YOUR INSTRUCTIONS: Identify each line holding the string "hiệu" and copy it.
━━━━━━━━━━━━━━━━━━━━
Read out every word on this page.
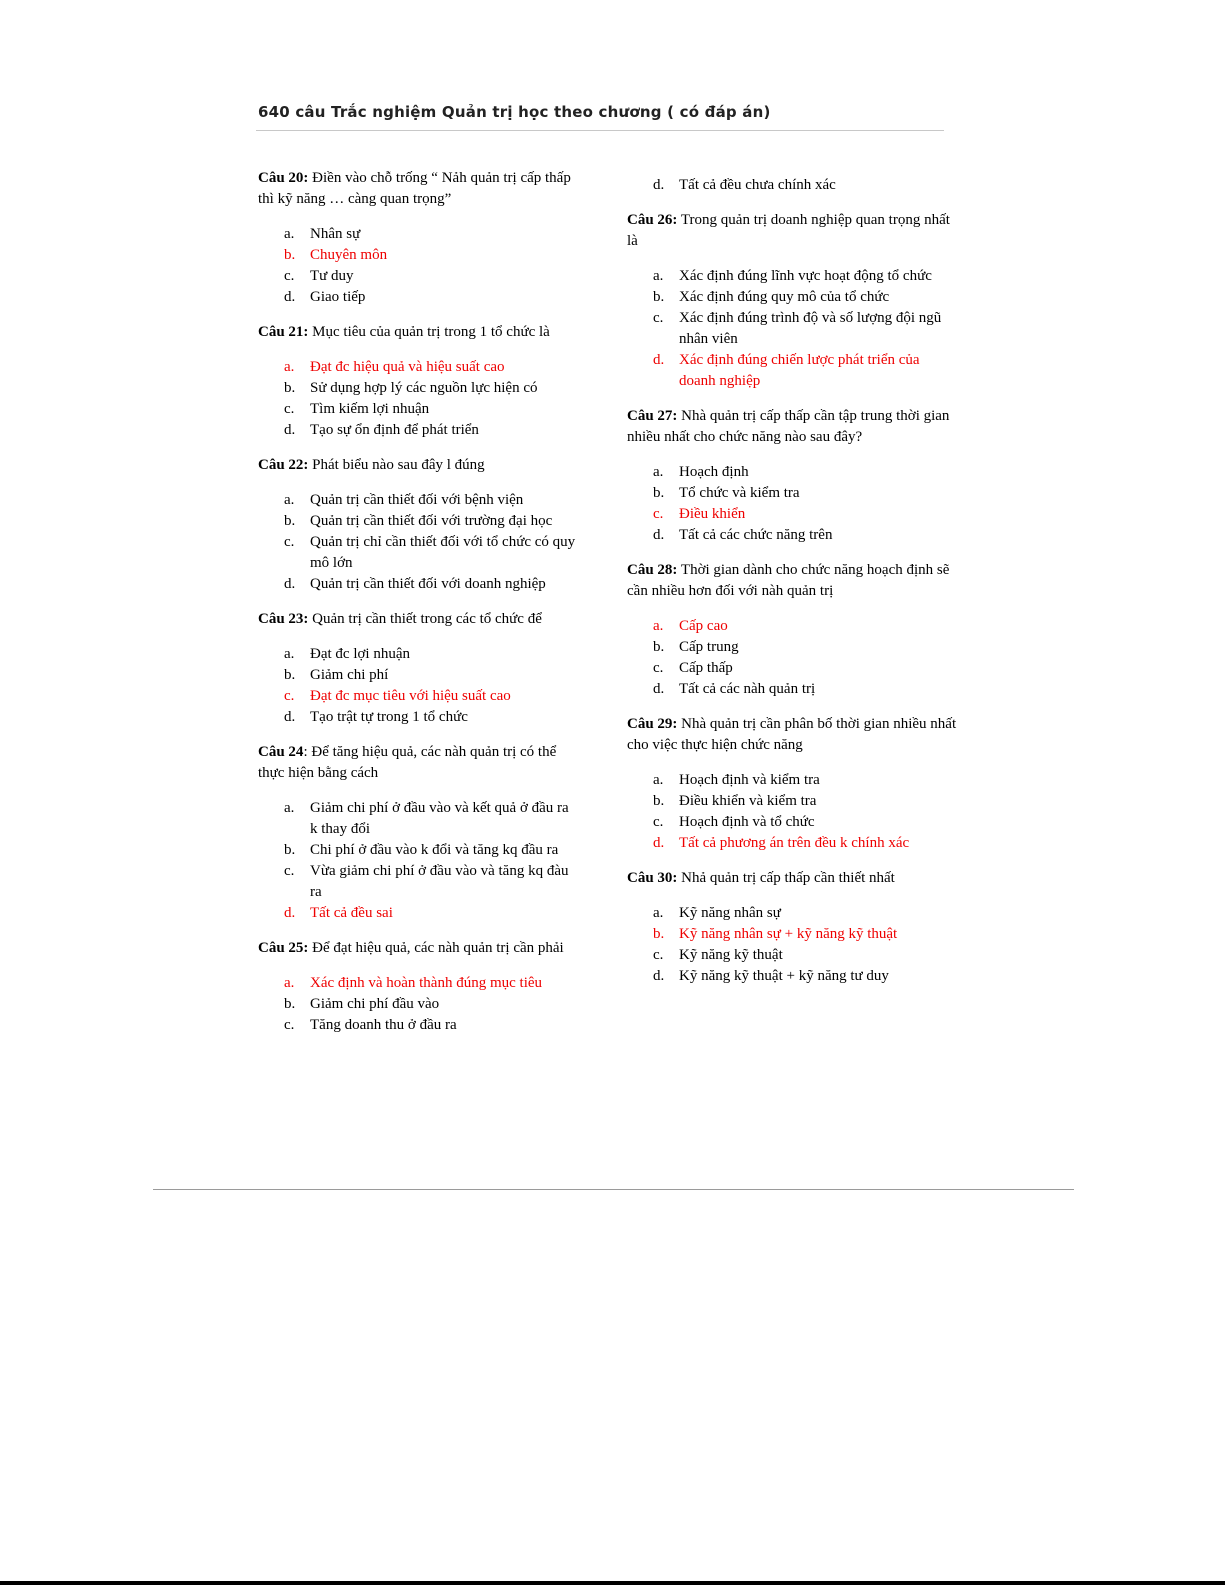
640 câu Trắc nghiệm Quản trị học theo chương ( có đáp án)

Câu 20: Điền vào chỗ trống “ Nảh quản trị cấp thấp thì kỹ năng … càng quan trọng”

a. Nhân sự
b. Chuyên môn
c. Tư duy
d. Giao tiếp

Câu 21: Mục tiêu của quản trị trong 1 tổ chức là

a. Đạt đc hiệu quả và hiệu suất cao
b. Sử dụng hợp lý các nguồn lực hiện có
c. Tìm kiếm lợi nhuận
d. Tạo sự ổn định để phát triển

Câu 22: Phát biểu nào sau đây l đúng

a. Quản trị cần thiết đối với bệnh viện
b. Quản trị cần thiết đối với trường đại học
c. Quản trị chỉ cần thiết đối với tổ chức có quy mô lớn
d. Quản trị cần thiết đối với doanh nghiệp

Câu 23: Quản trị cần thiết trong các tổ chức để

a. Đạt đc lợi nhuận
b. Giảm chi phí
c. Đạt đc mục tiêu với hiệu suất cao
d. Tạo trật tự trong 1 tổ chức

Câu 24: Để tăng hiệu quả, các nàh quản trị có thể thực hiện bằng cách

a. Giảm chi phí ở đầu vào và kết quả ở đầu ra k thay đổi
b. Chi phí ở đầu vào k đổi và tăng kq đầu ra
c. Vừa giảm chi phí ở đầu vào và tăng kq đàu ra
d. Tất cả đều sai

Câu 25: Để đạt hiệu quả, các nàh quản trị cần phải

a. Xác định và hoàn thành đúng mục tiêu
b. Giảm chi phí đầu vào
c. Tăng doanh thu ở đầu ra
d. Tất cả đều chưa chính xác

Câu 26: Trong quản trị doanh nghiệp quan trọng nhất là

a. Xác định đúng lĩnh vực hoạt động tổ chức
b. Xác định đúng quy mô của tổ chức
c. Xác định đúng trình độ và số lượng đội ngũ nhân viên
d. Xác định đúng chiến lược phát triển của doanh nghiệp

Câu 27: Nhà quản trị cấp thấp cần tập trung thời gian nhiều nhất cho chức năng nào sau đây?

a. Hoạch định
b. Tổ chức và kiểm tra
c. Điều khiển
d. Tất cả các chức năng trên

Câu 28: Thời gian dành cho chức năng hoạch định sẽ cần nhiều hơn đối với nàh quản trị

a. Cấp cao
b. Cấp trung
c. Cấp thấp
d. Tất cả các nàh quản trị

Câu 29: Nhà quản trị cần phân bố thời gian nhiều nhất cho việc thực hiện chức năng

a. Hoạch định và kiểm tra
b. Điều khiển và kiểm tra
c. Hoạch định và tổ chức
d. Tất cả phương án trên đều k chính xác

Câu 30: Nhả quản trị cấp thấp cần thiết nhất

a. Kỹ năng nhân sự
b. Kỹ năng nhân sự + kỹ năng kỹ thuật
c. Kỹ năng kỹ thuật
d. Kỹ năng kỹ thuật + kỹ năng tư duy
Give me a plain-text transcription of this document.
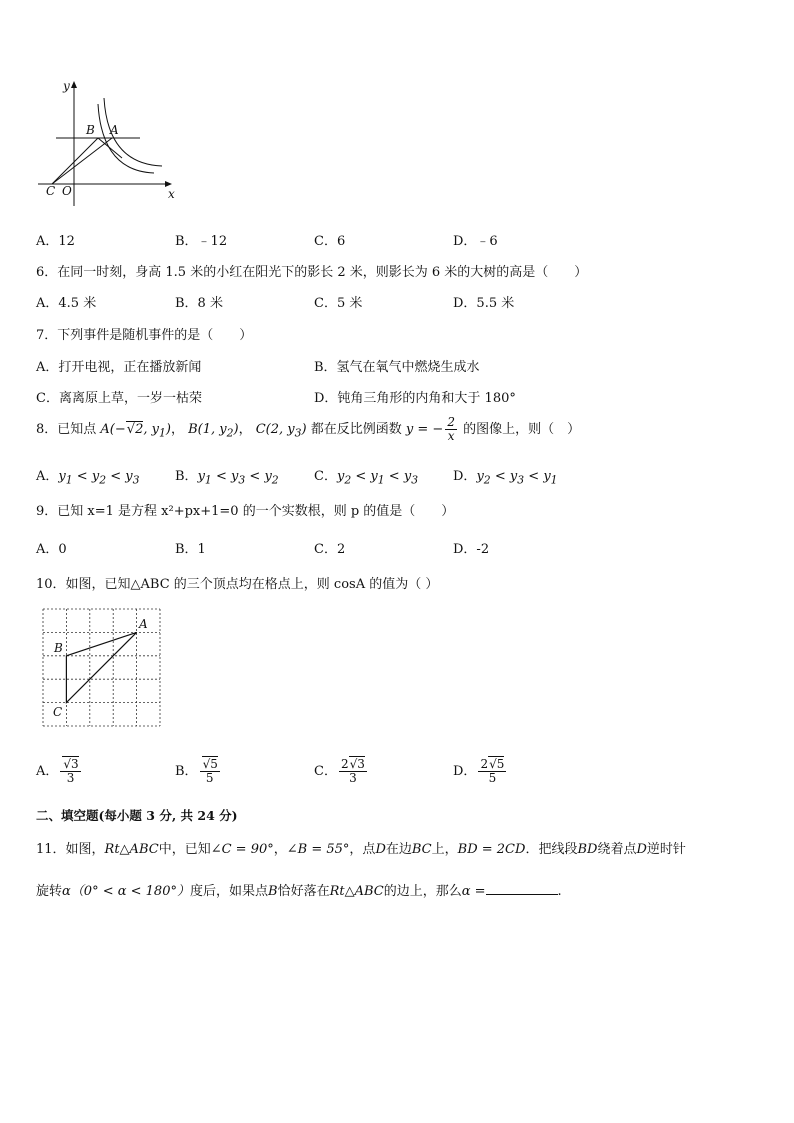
y
x
B A
C O
A．12	B．﹣12	C．6	D．﹣6
6．在同一时刻，身高 1.5 米的小红在阳光下的影长 2 米，则影长为 6 米的大树的高是（　　）
A．4.5 米	B．8 米	C．5 米	D．5.5 米
7．下列事件是随机事件的是（　　）
A．打开电视，正在播放新闻	B．氢气在氧气中燃烧生成水
C．离离原上草，一岁一枯荣	D．钝角三角形的内角和大于 180°
8．已知点 A(−√2, $y_1$)， B(1, $y_2$)， C(2, $y_3$) 都在反比例函数 y = − $\frac{2}{x}$ 的图像上，则（　）
A．$y_1 < y_2 < y_3$	B．$y_1 < y_3 < y_2$	C．$y_2 < y_1 < y_3$	D．$y_2 < y_3 < y_1$
9．已知 x=1 是方程 x²+px+1=0 的一个实数根，则 p 的值是（　　）
A．0	B．1	C．2	D．-2
10．如图，已知△ABC 的三个顶点均在格点上，则 cosA 的值为（ ）
A
B
C
A． $\frac{√3}{3}$	B． $\frac{√5}{5}$	C． $\frac{2√3}{3}$	D． $\frac{2√5}{5}$
二、填空题(每小题 3 分, 共 24 分)
11．如图，Rt△ABC中，已知∠C = 90°，∠B = 55°，点D在边BC上，BD = 2CD．把线段BD绕着点D逆时针
旋转α（0° < α < 180°）度后，如果点B恰好落在Rt△ABC的边上，那么α =	.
━━━━━━━━━━━━━━━━━━━━
RESPONSE FOR THIS EXERCISE:
a. Đạt đc hiệu quả và hiệu suất cao
c. Đạt đc mục tiêu với hiệu suất cao
Câu 24: Để tăng hiệu quả, các nàh quản trị có thể thực hiện bằng cách
Câu 25: Để đạt hiệu quả, các nàh quản trị cần phải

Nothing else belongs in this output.